======== SELECTED PASSAGE ========
- Conference: Southland Conference
- Record: 6–4–1 (2–3 Southland)
- Head coach: Jack Doland (5th season);
- Home stadium: Cowboy Stadium

= 1974 McNeese State Cowboys football team =

American college football season

The 1974 McNeese State Cowboys football team was an American football team that represented McNeese State University as a member of the Southland Conference (Southland) during the 1974 NCAA Division II football season. In their fifth year under head coach Jack Doland, the team compiled an overall record of 6–4–1 with a mark of 2–3 in conference play, and finished fourth in the Southland.
======== DATA LISTING ========
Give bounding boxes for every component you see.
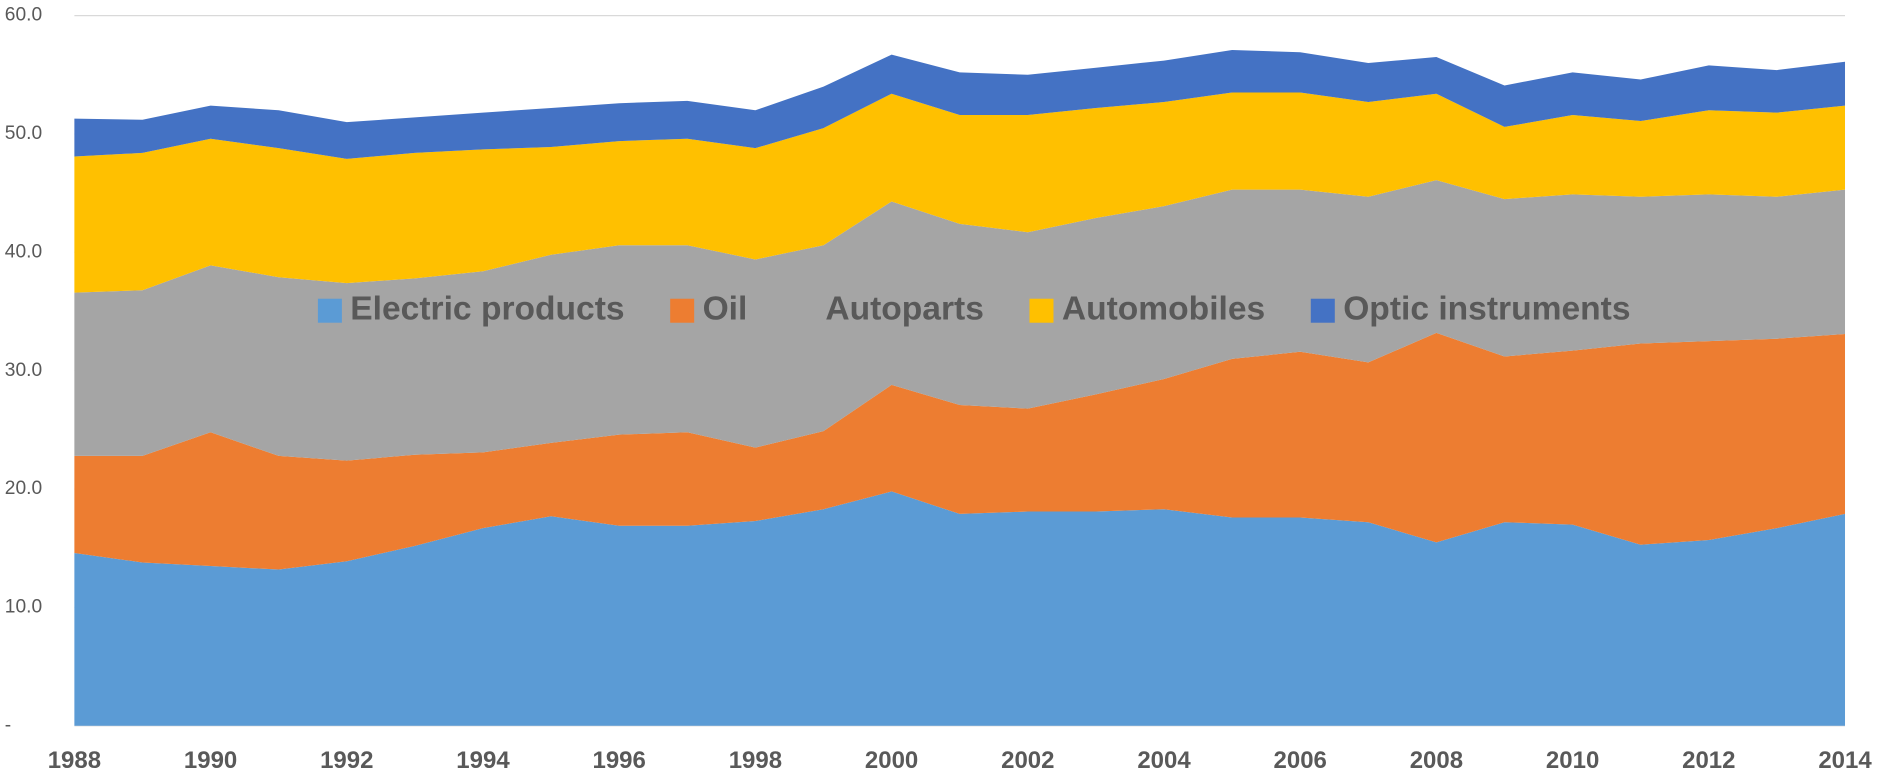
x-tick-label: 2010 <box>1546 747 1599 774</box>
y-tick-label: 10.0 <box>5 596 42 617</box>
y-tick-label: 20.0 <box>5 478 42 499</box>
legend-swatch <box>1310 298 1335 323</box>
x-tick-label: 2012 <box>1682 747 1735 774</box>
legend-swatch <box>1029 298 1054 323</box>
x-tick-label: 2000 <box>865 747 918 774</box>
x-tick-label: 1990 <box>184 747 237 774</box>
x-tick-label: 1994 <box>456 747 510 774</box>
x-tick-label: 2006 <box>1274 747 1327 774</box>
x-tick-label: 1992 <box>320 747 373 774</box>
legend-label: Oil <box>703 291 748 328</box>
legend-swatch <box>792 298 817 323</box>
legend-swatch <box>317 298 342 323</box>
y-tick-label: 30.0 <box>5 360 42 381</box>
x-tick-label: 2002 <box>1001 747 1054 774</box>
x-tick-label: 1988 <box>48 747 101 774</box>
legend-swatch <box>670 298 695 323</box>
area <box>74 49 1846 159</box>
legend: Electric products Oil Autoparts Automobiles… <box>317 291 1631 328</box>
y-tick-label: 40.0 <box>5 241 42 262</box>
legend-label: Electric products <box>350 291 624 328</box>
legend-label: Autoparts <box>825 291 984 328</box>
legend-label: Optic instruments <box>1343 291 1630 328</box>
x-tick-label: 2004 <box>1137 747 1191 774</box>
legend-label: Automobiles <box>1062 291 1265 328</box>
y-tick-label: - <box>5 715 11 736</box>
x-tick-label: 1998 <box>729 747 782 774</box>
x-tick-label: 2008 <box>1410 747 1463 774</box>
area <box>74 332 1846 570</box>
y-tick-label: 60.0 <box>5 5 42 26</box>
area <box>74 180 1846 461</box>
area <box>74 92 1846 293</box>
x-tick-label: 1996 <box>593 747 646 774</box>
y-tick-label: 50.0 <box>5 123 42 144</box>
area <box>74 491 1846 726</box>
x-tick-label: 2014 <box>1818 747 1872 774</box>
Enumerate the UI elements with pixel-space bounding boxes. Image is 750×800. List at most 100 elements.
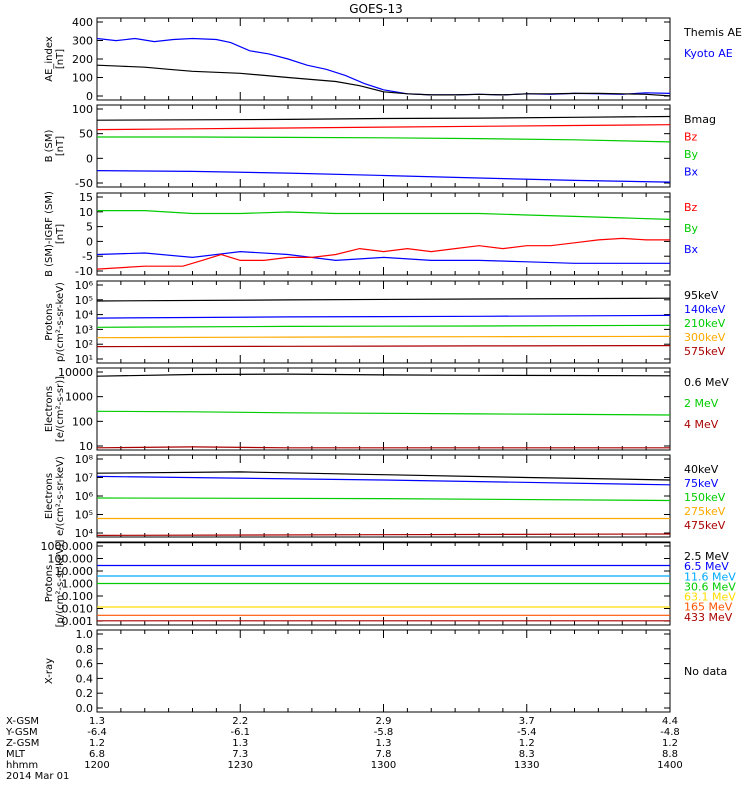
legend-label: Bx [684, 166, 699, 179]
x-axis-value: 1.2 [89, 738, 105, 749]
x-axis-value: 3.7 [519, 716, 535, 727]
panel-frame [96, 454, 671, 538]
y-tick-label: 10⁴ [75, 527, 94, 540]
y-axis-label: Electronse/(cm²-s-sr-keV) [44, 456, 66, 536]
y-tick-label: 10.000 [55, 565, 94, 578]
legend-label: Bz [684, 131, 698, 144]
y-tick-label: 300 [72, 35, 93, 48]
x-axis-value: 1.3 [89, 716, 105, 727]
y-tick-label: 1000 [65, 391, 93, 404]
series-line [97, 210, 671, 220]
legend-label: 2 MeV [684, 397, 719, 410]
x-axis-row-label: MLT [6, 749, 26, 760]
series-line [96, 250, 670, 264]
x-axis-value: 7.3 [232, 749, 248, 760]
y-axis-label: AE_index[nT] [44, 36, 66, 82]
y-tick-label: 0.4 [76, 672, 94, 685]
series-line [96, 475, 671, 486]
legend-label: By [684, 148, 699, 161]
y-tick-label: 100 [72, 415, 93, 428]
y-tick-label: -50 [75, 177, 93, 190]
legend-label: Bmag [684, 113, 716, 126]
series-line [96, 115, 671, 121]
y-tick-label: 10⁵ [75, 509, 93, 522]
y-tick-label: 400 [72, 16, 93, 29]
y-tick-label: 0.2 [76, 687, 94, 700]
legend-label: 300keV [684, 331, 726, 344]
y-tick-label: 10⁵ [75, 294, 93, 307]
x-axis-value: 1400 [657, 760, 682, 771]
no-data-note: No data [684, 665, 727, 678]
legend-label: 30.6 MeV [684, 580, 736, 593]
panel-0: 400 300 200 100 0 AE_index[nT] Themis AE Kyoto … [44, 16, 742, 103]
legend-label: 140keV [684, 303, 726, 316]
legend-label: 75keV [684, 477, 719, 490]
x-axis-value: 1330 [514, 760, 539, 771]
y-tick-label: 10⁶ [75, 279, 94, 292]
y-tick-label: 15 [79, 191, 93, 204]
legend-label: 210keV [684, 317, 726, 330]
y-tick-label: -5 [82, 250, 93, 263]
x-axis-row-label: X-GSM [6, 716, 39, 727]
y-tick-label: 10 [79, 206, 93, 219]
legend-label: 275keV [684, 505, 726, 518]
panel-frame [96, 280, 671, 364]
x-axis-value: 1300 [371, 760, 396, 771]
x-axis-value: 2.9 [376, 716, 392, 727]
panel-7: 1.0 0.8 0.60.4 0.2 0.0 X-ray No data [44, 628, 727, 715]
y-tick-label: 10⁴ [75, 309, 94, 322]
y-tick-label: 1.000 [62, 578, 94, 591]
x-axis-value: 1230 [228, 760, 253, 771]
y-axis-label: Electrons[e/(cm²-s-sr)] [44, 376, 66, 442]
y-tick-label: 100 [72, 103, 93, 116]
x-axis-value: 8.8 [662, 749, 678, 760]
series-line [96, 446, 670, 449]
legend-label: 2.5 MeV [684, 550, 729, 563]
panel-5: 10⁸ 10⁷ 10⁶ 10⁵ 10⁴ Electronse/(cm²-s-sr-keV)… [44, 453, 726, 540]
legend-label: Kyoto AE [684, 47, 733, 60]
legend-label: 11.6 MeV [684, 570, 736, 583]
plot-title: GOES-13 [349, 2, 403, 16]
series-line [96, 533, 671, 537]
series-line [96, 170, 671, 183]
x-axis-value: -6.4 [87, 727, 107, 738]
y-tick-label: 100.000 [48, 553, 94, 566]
========
**WRITTEN PROBLEM 1:**
Answer these questions using the text on the 1974 McNeese State Cowboys:
(a) What was the team's home stadium?
(b) In which NCAA division's football season did the team play?
(c) Where did the team finish in the Southland Conference?
**WRITTEN PROBLEM 2:**
Summarize the text on the 1974 McNeese State Cowboys in two sentences.

**CORRECT ANSWER 1:**
(a) Cowboy Stadium
(b) NCAA Division II
(c) Fourth

**CORRECT ANSWER 2:**
The 1974 McNeese State Cowboys represented McNeese State University in the Southland Conference during the 1974 NCAA Division II football season, playing in Cowboy Stadium. In Jack Doland's fifth season as head coach, the team went 6–4–1 overall and 2–3 in conference play, finishing fourth in the Southland.